Dataset listings of figures
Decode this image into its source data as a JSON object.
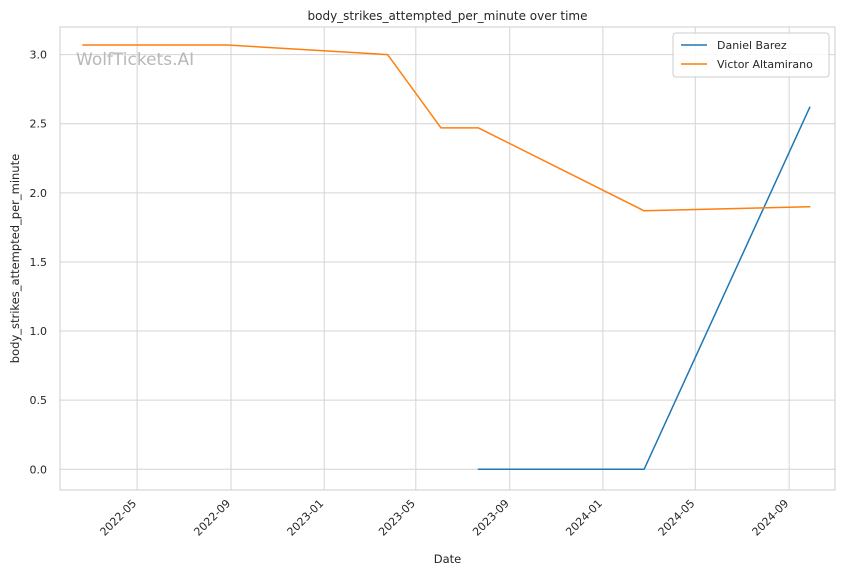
{
  "chart_data": {
    "type": "line",
    "title": "body_strikes_attempted_per_minute over time",
    "xlabel": "Date",
    "ylabel": "body_strikes_attempted_per_minute",
    "watermark": "WolfTickets.AI",
    "xlim": [
      "2022-01-20",
      "2024-10-31"
    ],
    "ylim": [
      -0.15,
      3.2
    ],
    "x_ticks": [
      "2022-05-01",
      "2022-09-01",
      "2023-01-01",
      "2023-05-01",
      "2023-09-01",
      "2024-01-01",
      "2024-05-01",
      "2024-09-01"
    ],
    "x_tick_labels": [
      "2022-05",
      "2022-09",
      "2023-01",
      "2023-05",
      "2023-09",
      "2024-01",
      "2024-05",
      "2024-09"
    ],
    "y_ticks": [
      0.0,
      0.5,
      1.0,
      1.5,
      2.0,
      2.5,
      3.0
    ],
    "y_tick_labels": [
      "0.0",
      "0.5",
      "1.0",
      "1.5",
      "2.0",
      "2.5",
      "3.0"
    ],
    "grid": true,
    "legend_position": "top-right",
    "series": [
      {
        "name": "Daniel Barez",
        "color": "#1f77b4",
        "points": [
          {
            "x": "2023-07-22",
            "y": 0.0
          },
          {
            "x": "2024-02-24",
            "y": 0.0
          },
          {
            "x": "2024-09-28",
            "y": 2.62
          }
        ]
      },
      {
        "name": "Victor Altamirano",
        "color": "#ff7f0e",
        "points": [
          {
            "x": "2022-02-19",
            "y": 3.07
          },
          {
            "x": "2022-08-27",
            "y": 3.07
          },
          {
            "x": "2023-03-25",
            "y": 3.0
          },
          {
            "x": "2023-06-03",
            "y": 2.47
          },
          {
            "x": "2023-07-22",
            "y": 2.47
          },
          {
            "x": "2024-02-24",
            "y": 1.87
          },
          {
            "x": "2024-09-28",
            "y": 1.9
          }
        ]
      }
    ]
  }
}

WORK REQUIRED: Scan the listing above for the word "name" and copy every line that holds it.

ANSWER TO THE TASK:
        "name": "Daniel Barez",
        "name": "Victor Altamirano",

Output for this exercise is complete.